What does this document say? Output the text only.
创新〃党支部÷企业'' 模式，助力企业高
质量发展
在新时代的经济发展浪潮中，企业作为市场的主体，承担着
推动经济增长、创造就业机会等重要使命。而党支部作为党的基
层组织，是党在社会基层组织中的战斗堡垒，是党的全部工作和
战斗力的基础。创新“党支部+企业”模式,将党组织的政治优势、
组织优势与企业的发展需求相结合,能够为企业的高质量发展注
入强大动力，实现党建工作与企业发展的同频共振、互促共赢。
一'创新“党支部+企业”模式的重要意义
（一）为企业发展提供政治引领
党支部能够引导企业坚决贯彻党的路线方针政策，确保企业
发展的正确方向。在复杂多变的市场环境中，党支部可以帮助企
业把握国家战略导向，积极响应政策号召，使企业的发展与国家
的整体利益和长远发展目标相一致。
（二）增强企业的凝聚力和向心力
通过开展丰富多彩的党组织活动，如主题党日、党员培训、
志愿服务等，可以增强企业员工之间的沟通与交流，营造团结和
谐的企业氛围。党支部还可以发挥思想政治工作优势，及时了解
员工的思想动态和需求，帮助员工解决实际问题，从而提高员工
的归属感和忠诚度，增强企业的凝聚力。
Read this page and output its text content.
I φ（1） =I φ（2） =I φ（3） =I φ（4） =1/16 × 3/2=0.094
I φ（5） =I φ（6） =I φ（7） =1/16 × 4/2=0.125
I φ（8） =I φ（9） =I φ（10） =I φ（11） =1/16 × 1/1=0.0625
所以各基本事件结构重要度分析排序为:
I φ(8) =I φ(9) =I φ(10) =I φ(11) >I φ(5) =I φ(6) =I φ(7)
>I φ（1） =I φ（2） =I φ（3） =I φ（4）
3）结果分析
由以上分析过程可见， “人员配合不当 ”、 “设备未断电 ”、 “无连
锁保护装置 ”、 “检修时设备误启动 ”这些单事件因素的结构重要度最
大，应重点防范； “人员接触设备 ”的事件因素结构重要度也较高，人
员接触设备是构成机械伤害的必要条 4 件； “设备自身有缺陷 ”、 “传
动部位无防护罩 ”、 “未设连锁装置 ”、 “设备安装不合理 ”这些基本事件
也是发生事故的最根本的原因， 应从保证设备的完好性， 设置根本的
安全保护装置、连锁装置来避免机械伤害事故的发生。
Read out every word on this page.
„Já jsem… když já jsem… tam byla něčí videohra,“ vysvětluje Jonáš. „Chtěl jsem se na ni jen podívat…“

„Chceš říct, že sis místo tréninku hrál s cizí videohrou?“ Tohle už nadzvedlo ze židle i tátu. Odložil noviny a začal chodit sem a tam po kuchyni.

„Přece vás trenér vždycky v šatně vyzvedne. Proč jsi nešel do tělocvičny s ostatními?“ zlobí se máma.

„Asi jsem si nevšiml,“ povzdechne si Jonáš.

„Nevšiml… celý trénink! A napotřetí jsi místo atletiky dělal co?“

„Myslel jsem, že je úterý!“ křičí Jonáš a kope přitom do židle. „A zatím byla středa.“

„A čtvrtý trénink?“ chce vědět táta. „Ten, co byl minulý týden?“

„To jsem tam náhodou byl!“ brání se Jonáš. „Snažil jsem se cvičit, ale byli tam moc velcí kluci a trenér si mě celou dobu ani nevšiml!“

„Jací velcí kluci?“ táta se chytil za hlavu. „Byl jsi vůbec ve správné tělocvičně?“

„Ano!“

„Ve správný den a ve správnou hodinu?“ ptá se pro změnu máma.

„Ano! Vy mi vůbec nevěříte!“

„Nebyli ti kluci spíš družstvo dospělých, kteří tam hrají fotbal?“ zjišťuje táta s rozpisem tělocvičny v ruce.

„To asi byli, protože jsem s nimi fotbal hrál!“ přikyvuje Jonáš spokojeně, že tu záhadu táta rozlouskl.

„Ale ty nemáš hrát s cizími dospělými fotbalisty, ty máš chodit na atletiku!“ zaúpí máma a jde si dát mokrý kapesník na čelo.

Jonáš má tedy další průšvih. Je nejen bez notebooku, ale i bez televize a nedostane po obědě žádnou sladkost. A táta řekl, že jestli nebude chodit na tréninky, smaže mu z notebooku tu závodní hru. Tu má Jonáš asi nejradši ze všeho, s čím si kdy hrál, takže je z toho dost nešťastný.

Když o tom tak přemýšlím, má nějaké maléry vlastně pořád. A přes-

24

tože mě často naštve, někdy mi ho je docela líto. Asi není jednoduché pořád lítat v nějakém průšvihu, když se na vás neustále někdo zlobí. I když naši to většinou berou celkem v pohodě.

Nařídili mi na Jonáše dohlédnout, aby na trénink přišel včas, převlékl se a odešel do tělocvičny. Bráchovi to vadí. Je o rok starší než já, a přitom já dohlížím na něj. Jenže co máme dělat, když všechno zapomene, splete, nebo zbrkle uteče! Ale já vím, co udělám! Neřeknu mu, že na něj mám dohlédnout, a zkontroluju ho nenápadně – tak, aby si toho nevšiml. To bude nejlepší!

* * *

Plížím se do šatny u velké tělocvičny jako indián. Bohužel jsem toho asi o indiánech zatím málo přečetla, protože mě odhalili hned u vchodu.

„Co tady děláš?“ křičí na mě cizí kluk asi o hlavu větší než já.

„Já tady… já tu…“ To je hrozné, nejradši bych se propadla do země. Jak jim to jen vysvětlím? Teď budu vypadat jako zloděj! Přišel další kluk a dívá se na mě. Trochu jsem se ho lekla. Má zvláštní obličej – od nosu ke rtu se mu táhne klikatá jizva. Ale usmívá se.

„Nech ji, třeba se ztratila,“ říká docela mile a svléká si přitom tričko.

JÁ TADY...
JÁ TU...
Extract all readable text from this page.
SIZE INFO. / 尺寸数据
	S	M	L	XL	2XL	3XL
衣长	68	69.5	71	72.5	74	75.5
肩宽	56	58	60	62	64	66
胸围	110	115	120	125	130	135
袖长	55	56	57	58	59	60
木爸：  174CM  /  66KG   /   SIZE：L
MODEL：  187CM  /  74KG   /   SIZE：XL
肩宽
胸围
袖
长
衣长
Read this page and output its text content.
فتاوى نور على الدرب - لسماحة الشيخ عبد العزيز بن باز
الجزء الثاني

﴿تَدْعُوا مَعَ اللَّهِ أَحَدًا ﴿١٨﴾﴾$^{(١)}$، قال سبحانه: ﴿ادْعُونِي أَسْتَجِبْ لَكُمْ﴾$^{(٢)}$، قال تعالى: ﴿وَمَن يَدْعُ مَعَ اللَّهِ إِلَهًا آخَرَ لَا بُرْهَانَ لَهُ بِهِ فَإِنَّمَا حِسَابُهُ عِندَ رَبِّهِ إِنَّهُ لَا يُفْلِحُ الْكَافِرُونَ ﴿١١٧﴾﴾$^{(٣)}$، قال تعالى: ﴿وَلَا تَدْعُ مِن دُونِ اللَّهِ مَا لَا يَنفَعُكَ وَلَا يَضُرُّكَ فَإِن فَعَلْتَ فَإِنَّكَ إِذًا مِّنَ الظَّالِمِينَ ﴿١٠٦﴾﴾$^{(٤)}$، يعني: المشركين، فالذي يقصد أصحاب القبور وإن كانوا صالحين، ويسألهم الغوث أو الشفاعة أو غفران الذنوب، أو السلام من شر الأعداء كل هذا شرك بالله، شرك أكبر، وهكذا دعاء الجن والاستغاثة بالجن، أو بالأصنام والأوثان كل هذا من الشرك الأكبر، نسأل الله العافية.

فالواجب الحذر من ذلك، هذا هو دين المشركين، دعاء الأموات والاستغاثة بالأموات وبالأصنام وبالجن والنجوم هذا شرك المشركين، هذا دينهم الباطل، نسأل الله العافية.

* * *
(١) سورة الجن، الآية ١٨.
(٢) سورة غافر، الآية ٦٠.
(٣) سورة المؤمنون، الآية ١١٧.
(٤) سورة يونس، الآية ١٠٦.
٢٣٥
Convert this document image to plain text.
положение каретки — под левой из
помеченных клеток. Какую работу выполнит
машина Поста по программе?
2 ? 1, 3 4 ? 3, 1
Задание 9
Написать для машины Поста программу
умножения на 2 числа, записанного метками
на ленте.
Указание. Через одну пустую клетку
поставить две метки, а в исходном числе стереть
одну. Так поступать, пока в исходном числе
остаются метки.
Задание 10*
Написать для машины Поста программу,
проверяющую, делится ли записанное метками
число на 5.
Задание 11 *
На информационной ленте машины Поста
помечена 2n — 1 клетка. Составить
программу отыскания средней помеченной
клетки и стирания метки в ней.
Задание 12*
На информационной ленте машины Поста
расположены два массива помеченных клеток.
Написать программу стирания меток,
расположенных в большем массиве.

· · · · · · ·

(What to produce):
Your task is to report how many lines of the material include the string "المشركين". Give the number and no other words.

(Correct output):
2